WHAT THE EXERCISE ASKS —
Select from the records below every line that has the word "questionari" in it.

SOURCE DATA —

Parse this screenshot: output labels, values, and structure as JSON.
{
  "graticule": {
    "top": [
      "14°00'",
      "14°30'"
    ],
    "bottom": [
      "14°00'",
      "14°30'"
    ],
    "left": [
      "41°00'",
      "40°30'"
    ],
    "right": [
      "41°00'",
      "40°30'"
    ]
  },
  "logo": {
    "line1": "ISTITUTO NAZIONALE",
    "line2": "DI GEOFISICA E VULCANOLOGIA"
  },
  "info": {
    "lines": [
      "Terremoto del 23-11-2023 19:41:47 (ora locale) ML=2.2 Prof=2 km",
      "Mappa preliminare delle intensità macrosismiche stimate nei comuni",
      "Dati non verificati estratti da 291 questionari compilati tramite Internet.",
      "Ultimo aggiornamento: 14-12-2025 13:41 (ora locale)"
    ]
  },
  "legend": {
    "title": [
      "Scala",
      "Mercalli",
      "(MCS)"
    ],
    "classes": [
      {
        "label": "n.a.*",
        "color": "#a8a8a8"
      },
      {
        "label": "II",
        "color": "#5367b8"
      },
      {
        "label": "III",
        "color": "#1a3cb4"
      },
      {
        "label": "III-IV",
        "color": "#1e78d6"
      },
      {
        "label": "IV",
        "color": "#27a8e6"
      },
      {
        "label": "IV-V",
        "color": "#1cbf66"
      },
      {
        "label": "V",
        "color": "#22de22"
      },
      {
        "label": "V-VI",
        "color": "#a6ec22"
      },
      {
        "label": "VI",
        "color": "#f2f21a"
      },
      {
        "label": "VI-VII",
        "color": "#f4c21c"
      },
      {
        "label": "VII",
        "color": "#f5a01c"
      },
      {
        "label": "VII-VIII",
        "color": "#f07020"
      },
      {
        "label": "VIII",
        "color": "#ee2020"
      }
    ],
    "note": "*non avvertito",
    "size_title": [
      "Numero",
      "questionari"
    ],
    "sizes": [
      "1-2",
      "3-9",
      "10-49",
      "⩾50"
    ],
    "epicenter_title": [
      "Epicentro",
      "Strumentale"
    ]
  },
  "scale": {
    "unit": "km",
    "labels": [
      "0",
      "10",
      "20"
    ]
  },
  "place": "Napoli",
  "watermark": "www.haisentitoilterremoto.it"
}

EXERCISE OUTPUT —
      "Dati non verificati estratti da 291 questionari compilati tramite Internet.",
      "questionari"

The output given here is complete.